Given information>
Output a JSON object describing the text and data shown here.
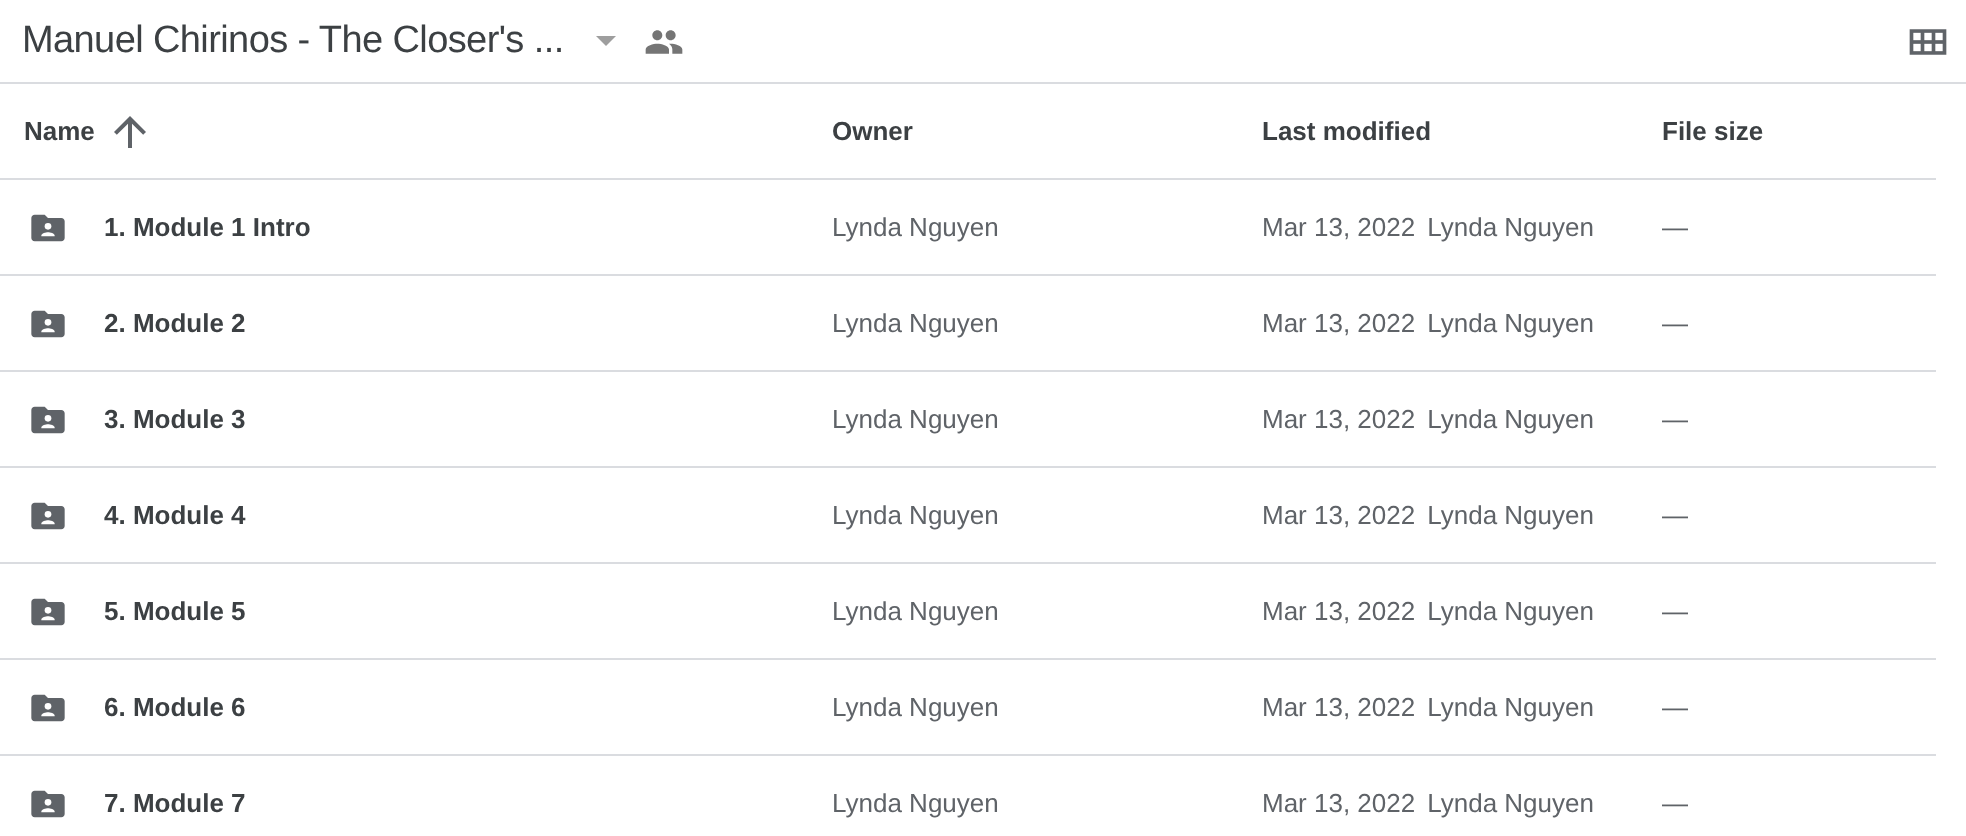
{
  "header": {
    "title": "Manuel Chirinos - The Closer's ..."
  },
  "table": {
    "columns": [
      {
        "label": "Name",
        "sorted": true
      },
      {
        "label": "Owner",
        "sorted": false
      },
      {
        "label": "Last modified",
        "sorted": false
      },
      {
        "label": "File size",
        "sorted": false
      }
    ],
    "rows": [
      {
        "name": "1. Module 1 Intro",
        "owner": "Lynda Nguyen",
        "modified_date": "Mar 13, 2022",
        "modified_by": "Lynda Nguyen",
        "size": "—"
      },
      {
        "name": "2. Module 2",
        "owner": "Lynda Nguyen",
        "modified_date": "Mar 13, 2022",
        "modified_by": "Lynda Nguyen",
        "size": "—"
      },
      {
        "name": "3. Module 3",
        "owner": "Lynda Nguyen",
        "modified_date": "Mar 13, 2022",
        "modified_by": "Lynda Nguyen",
        "size": "—"
      },
      {
        "name": "4. Module 4",
        "owner": "Lynda Nguyen",
        "modified_date": "Mar 13, 2022",
        "modified_by": "Lynda Nguyen",
        "size": "—"
      },
      {
        "name": "5. Module 5",
        "owner": "Lynda Nguyen",
        "modified_date": "Mar 13, 2022",
        "modified_by": "Lynda Nguyen",
        "size": "—"
      },
      {
        "name": "6. Module 6",
        "owner": "Lynda Nguyen",
        "modified_date": "Mar 13, 2022",
        "modified_by": "Lynda Nguyen",
        "size": "—"
      },
      {
        "name": "7. Module 7",
        "owner": "Lynda Nguyen",
        "modified_date": "Mar 13, 2022",
        "modified_by": "Lynda Nguyen",
        "size": "—"
      }
    ]
  }
}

Directions for this task>
Make an exact copy of the whole listing, but don't bring over any pictures.

Complete response>
Output a JSON object describing the text and data shown here.
{
  "header": {
    "title": "Manuel Chirinos - The Closer's ..."
  },
  "table": {
    "columns": [
      {
        "label": "Name",
        "sorted": true
      },
      {
        "label": "Owner",
        "sorted": false
      },
      {
        "label": "Last modified",
        "sorted": false
      },
      {
        "label": "File size",
        "sorted": false
      }
    ],
    "rows": [
      {
        "name": "1. Module 1 Intro",
        "owner": "Lynda Nguyen",
        "modified_date": "Mar 13, 2022",
        "modified_by": "Lynda Nguyen",
        "size": "—"
      },
      {
        "name": "2. Module 2",
        "owner": "Lynda Nguyen",
        "modified_date": "Mar 13, 2022",
        "modified_by": "Lynda Nguyen",
        "size": "—"
      },
      {
        "name": "3. Module 3",
        "owner": "Lynda Nguyen",
        "modified_date": "Mar 13, 2022",
        "modified_by": "Lynda Nguyen",
        "size": "—"
      },
      {
        "name": "4. Module 4",
        "owner": "Lynda Nguyen",
        "modified_date": "Mar 13, 2022",
        "modified_by": "Lynda Nguyen",
        "size": "—"
      },
      {
        "name": "5. Module 5",
        "owner": "Lynda Nguyen",
        "modified_date": "Mar 13, 2022",
        "modified_by": "Lynda Nguyen",
        "size": "—"
      },
      {
        "name": "6. Module 6",
        "owner": "Lynda Nguyen",
        "modified_date": "Mar 13, 2022",
        "modified_by": "Lynda Nguyen",
        "size": "—"
      },
      {
        "name": "7. Module 7",
        "owner": "Lynda Nguyen",
        "modified_date": "Mar 13, 2022",
        "modified_by": "Lynda Nguyen",
        "size": "—"
      }
    ]
  }
}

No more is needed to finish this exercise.